Recorded data
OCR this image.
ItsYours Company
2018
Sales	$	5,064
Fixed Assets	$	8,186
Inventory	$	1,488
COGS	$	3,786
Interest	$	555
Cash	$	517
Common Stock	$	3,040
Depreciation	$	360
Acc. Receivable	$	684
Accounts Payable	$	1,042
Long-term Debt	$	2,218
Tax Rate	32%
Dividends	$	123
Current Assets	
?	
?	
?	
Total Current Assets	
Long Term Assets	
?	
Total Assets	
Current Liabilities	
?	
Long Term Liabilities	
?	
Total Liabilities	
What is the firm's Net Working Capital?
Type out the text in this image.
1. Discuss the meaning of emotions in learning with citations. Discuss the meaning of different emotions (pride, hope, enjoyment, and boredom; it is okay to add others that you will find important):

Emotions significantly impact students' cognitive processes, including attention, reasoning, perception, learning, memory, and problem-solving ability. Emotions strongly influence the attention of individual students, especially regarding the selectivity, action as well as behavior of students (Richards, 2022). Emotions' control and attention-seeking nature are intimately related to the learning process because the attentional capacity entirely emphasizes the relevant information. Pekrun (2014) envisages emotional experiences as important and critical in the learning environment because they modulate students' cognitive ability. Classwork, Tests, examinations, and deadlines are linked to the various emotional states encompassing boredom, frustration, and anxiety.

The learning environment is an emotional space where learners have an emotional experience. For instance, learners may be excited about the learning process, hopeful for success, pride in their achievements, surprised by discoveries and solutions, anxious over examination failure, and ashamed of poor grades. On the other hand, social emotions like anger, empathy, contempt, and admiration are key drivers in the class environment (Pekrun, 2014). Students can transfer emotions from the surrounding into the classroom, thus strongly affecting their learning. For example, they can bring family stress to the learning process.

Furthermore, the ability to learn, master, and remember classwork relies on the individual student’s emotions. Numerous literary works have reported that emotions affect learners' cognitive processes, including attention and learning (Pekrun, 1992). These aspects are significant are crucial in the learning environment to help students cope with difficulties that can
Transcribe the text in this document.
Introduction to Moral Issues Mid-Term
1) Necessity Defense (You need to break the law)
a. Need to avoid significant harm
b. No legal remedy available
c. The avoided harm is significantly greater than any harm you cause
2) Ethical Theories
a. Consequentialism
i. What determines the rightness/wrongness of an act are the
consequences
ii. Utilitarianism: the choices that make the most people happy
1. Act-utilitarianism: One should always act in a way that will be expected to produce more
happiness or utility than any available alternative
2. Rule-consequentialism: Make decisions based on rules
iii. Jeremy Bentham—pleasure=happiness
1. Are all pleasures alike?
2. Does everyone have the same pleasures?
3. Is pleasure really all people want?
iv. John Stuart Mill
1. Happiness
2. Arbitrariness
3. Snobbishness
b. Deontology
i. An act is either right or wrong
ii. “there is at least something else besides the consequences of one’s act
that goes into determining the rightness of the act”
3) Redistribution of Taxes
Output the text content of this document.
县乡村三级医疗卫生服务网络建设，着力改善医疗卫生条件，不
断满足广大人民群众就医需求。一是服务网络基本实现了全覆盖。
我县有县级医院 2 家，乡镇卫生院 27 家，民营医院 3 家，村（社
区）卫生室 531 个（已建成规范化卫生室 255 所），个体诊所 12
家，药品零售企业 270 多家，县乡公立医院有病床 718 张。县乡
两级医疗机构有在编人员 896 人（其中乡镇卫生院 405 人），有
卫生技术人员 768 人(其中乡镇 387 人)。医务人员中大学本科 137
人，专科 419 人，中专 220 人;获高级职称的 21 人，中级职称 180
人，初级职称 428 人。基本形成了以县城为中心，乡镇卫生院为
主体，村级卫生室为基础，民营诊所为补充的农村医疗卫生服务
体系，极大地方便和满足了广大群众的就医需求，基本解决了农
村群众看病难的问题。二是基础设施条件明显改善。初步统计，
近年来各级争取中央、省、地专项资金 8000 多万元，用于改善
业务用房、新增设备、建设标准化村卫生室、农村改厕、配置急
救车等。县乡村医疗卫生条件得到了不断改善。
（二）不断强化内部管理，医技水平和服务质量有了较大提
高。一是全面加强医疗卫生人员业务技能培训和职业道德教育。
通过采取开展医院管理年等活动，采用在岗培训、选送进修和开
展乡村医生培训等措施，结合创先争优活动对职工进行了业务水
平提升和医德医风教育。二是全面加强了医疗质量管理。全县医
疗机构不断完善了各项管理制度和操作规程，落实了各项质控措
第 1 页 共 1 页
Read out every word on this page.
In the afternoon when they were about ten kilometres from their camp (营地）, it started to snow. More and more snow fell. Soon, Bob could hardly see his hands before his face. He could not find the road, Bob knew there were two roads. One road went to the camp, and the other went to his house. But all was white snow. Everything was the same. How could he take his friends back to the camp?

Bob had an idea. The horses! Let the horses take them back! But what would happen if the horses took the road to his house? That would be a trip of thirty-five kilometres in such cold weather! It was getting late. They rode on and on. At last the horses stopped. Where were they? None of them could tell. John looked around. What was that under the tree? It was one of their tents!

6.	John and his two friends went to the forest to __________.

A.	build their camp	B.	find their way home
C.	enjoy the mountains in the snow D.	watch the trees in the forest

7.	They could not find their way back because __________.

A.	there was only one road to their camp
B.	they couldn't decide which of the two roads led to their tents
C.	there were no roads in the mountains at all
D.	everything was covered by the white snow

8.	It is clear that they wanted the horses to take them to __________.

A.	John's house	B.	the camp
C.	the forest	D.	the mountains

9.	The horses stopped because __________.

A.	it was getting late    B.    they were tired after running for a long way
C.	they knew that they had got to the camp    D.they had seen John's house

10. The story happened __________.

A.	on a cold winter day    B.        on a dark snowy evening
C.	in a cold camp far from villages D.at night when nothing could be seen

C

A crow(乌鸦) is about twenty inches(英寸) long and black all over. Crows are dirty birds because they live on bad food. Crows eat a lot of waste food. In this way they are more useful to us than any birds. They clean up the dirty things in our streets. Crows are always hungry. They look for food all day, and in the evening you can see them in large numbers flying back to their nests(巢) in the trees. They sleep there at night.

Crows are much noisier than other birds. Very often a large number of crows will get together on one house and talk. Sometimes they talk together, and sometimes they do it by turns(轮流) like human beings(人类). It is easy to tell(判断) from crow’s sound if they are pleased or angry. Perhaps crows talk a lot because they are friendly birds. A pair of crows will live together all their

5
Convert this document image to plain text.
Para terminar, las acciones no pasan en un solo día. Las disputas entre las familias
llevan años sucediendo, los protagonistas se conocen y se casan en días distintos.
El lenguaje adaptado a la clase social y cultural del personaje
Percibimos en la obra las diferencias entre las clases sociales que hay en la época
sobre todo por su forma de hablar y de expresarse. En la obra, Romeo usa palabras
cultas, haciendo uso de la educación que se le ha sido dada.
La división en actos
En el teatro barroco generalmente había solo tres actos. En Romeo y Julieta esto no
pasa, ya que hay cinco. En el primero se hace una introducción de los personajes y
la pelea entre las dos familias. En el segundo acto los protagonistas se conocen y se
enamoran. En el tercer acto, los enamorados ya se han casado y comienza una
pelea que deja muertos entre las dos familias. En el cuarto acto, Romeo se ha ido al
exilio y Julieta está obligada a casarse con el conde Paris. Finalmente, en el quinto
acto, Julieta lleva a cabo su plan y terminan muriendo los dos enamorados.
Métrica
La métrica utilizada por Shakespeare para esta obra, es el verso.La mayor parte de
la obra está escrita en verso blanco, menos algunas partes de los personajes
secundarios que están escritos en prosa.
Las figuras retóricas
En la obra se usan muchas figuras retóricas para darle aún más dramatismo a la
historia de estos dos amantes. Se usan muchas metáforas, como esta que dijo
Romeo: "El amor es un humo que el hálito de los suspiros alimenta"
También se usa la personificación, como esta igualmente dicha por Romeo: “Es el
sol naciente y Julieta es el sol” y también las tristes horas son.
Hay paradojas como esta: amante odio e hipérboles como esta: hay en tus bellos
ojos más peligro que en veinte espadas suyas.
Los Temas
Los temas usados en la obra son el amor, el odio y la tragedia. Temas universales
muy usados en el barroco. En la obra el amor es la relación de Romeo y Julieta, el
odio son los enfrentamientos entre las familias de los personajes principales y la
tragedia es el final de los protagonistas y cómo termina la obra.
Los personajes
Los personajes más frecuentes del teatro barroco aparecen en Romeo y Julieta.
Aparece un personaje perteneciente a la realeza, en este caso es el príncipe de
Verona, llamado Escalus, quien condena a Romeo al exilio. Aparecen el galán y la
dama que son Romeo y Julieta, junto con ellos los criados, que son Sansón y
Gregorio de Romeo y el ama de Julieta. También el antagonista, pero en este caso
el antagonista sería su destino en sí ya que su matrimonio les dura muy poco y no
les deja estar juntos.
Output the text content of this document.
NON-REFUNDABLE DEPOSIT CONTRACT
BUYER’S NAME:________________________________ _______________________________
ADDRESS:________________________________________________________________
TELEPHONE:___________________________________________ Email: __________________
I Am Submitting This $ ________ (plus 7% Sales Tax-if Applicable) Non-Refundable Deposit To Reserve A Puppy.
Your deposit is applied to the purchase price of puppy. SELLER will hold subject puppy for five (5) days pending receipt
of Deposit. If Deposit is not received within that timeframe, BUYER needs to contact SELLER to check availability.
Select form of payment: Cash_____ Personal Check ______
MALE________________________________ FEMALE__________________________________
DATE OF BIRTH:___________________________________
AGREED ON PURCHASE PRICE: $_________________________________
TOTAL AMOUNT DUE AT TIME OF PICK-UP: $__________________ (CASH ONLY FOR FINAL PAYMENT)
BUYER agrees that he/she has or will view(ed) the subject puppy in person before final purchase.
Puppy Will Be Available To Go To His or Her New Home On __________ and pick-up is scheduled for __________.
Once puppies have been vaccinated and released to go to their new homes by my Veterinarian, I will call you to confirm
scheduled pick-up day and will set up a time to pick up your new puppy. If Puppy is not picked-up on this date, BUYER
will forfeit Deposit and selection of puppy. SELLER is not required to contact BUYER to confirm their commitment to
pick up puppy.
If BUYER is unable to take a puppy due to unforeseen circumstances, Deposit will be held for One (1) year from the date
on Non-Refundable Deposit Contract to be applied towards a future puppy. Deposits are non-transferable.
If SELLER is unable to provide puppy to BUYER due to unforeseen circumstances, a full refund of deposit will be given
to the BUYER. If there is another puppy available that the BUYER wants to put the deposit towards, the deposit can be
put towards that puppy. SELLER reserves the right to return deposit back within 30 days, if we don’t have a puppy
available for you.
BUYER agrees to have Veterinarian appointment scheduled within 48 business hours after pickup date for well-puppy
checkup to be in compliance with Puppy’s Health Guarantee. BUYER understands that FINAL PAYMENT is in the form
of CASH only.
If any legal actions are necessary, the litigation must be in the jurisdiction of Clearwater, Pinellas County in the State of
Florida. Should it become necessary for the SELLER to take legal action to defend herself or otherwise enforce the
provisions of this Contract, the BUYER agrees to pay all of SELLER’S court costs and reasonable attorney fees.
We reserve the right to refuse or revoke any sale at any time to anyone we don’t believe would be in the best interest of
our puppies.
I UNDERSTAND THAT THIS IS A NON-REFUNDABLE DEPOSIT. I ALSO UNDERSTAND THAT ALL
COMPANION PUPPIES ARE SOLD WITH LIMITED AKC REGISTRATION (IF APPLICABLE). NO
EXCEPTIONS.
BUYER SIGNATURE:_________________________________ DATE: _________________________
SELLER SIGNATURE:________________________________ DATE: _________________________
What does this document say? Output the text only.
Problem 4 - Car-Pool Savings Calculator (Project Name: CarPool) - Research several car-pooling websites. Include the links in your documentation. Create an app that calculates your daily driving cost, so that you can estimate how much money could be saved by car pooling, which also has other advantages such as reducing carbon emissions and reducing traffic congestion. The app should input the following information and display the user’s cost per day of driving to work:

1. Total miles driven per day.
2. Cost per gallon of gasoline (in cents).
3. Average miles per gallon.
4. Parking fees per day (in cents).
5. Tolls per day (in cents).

> _YOUR OBJECTIVE_
Report back each line of the entries that holds the string "muchas".

> _COMPLETE ANSWER_
En la obra se usan muchas figuras retóricas para darle aún más dramatismo a la
historia de estos dos amantes. Se usan muchas metáforas, como esta que dijo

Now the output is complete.